═════ Provided records

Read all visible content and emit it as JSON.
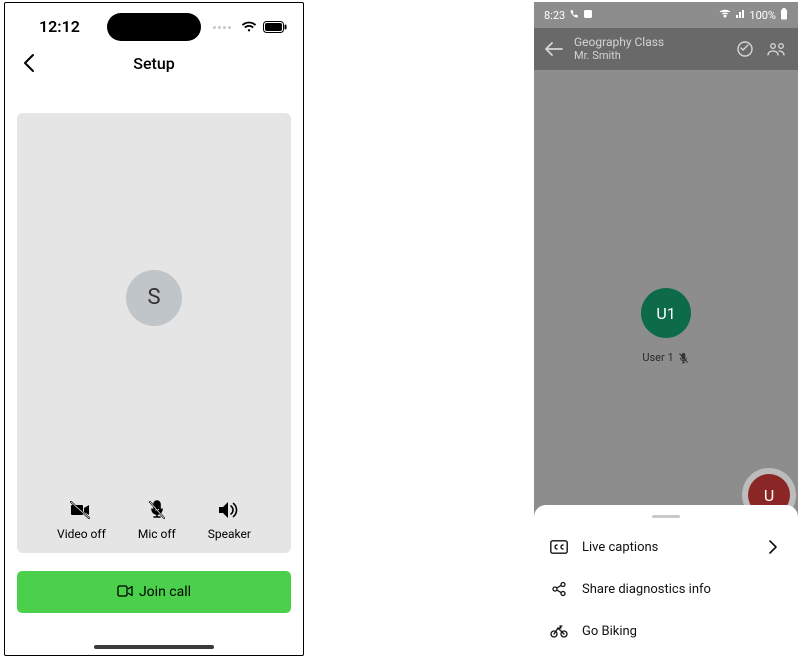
{
  "left": {
    "status_time": "12:12",
    "header_title": "Setup",
    "avatar_initial": "S",
    "controls": {
      "video_label": "Video off",
      "mic_label": "Mic off",
      "speaker_label": "Speaker"
    },
    "join_label": "Join call"
  },
  "right": {
    "status_time": "8:23",
    "battery_text": "100%",
    "header": {
      "title": "Geography Class",
      "subtitle": "Mr. Smith"
    },
    "participant": {
      "avatar_initials": "U1",
      "name": "User 1"
    },
    "fab_initial": "U",
    "sheet": {
      "item1": "Live captions",
      "item2": "Share diagnostics info",
      "item3": "Go Biking"
    }
  }
}
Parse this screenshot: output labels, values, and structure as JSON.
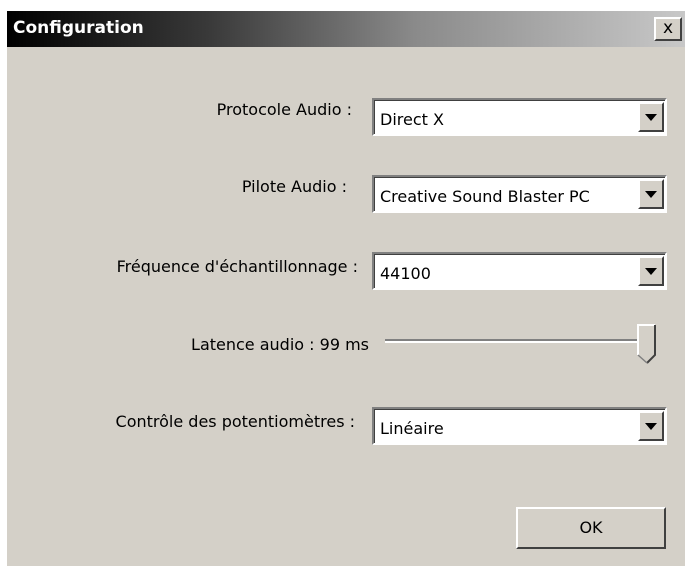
{
  "window": {
    "title": "Configuration",
    "close_glyph": "x"
  },
  "fields": {
    "protocol": {
      "label": "Protocole Audio :",
      "value": "Direct X"
    },
    "driver": {
      "label": "Pilote Audio :",
      "value": "Creative Sound Blaster PC"
    },
    "sample_rate": {
      "label": "Fréquence d'échantillonnage :",
      "value": "44100"
    },
    "latency": {
      "label": "Latence audio : 99 ms",
      "slider_level": 1.0
    },
    "pot_control": {
      "label": "Contrôle des potentiomètres :",
      "value": "Linéaire"
    }
  },
  "buttons": {
    "ok_label": "OK"
  }
}
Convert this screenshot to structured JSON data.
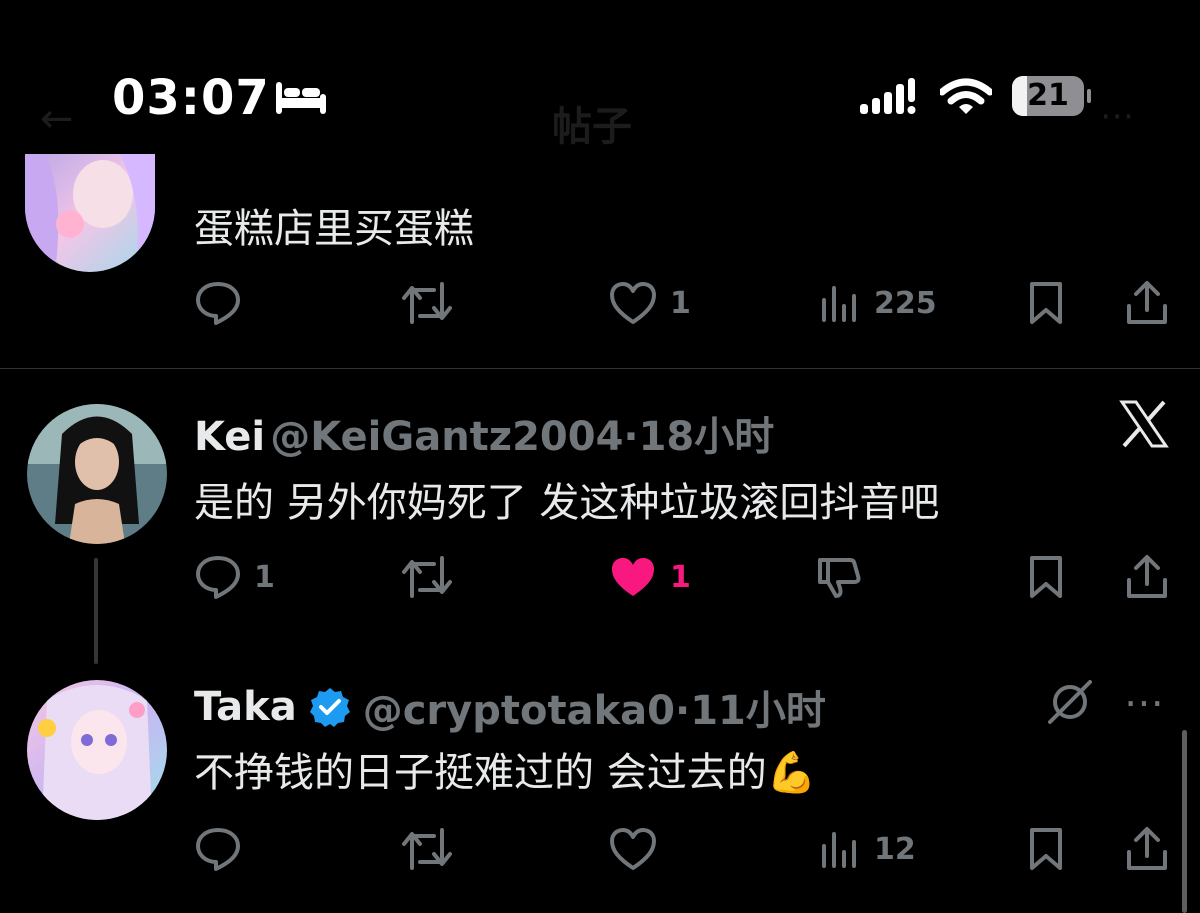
{
  "status_bar": {
    "time": "03:07",
    "battery": "21",
    "battery_level": 0.21
  },
  "ghost_header": {
    "title": "帖子"
  },
  "tweets": [
    {
      "text": "蛋糕店里买蛋糕",
      "actions": {
        "reply": "",
        "retweet": "",
        "like": "1",
        "views": "225"
      }
    },
    {
      "name": "Kei",
      "handle": "@KeiGantz2004",
      "time": "·18小时",
      "text": "是的 另外你妈死了 发这种垃圾滚回抖音吧",
      "actions": {
        "reply": "1",
        "retweet": "",
        "like": "1"
      },
      "like_color": "#f91880"
    },
    {
      "name": "Taka",
      "handle": "@cryptotaka0",
      "time": "·11小时",
      "text": "不挣钱的日子挺难过的 会过去的💪",
      "actions": {
        "reply": "",
        "retweet": "",
        "like": "",
        "views": "12"
      },
      "verified_color": "#1d9bf0"
    }
  ]
}
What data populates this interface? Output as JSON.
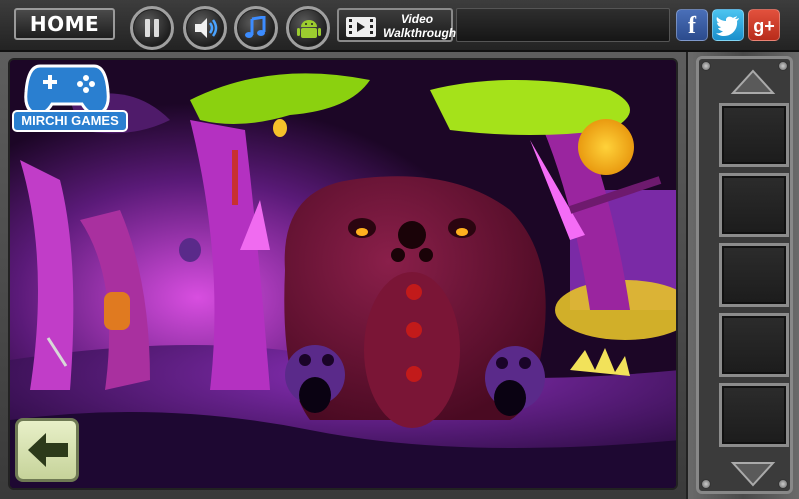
{
  "toolbar": {
    "home_label": "HOME",
    "video_label_line1": "Video",
    "video_label_line2": "Walkthrough",
    "pause_icon": "pause-icon",
    "sound_icon": "speaker-icon",
    "music_icon": "music-note-icon",
    "android_icon": "android-icon"
  },
  "social": {
    "facebook": "f",
    "twitter": "t",
    "googleplus": "g+"
  },
  "logo": {
    "text": "MIRCHI GAMES",
    "icon": "gamepad-icon"
  },
  "scene": {
    "description_icon": "haunted-forest-scene",
    "back_icon": "back-arrow-icon"
  },
  "inventory": {
    "up_icon": "up-arrow-icon",
    "down_icon": "down-arrow-icon",
    "slots": [
      "",
      "",
      "",
      "",
      ""
    ]
  },
  "colors": {
    "facebook": "#3b5998",
    "twitter": "#1da1f2",
    "googleplus": "#dd4b39",
    "moon": "#f5b21a",
    "foliage": "#8bd10f",
    "tree": "#c03ad0"
  }
}
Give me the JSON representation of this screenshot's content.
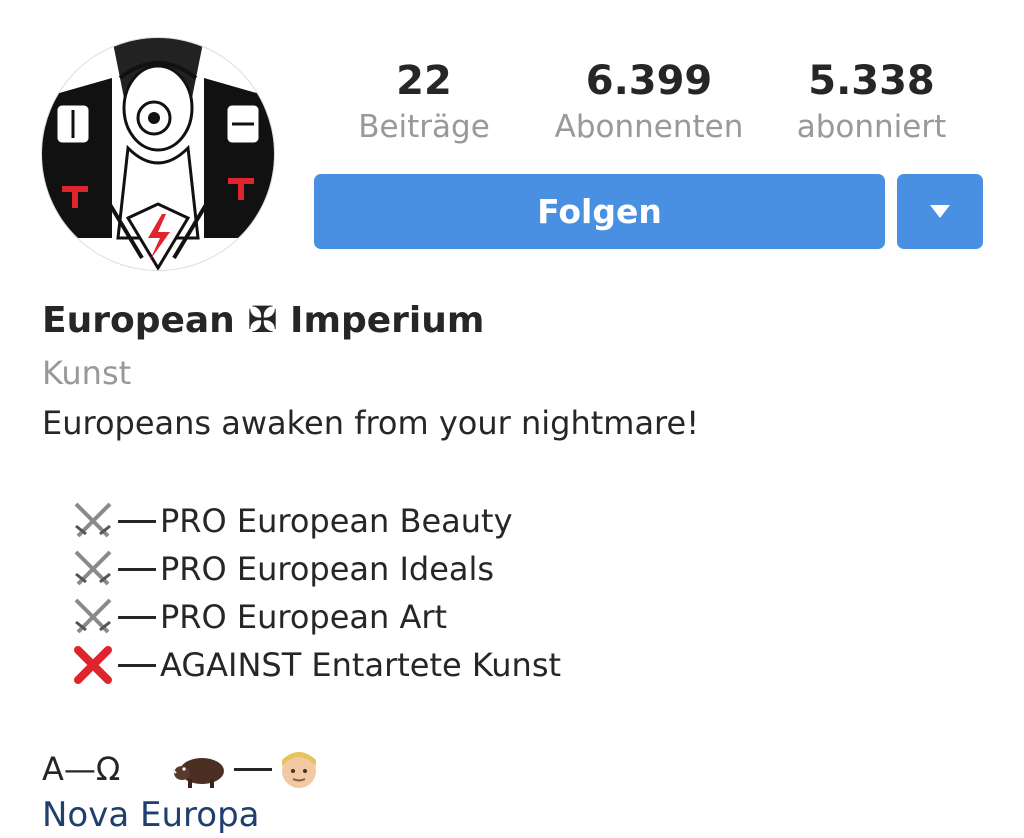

══════════

**The problem:**
Show all lines in the entries above where the word "arrow" appears.

**Problem solution:**
    "back_icon": "back-arrow-icon"
    "up_icon": "up-arrow-icon",
    "down_icon": "down-arrow-icon",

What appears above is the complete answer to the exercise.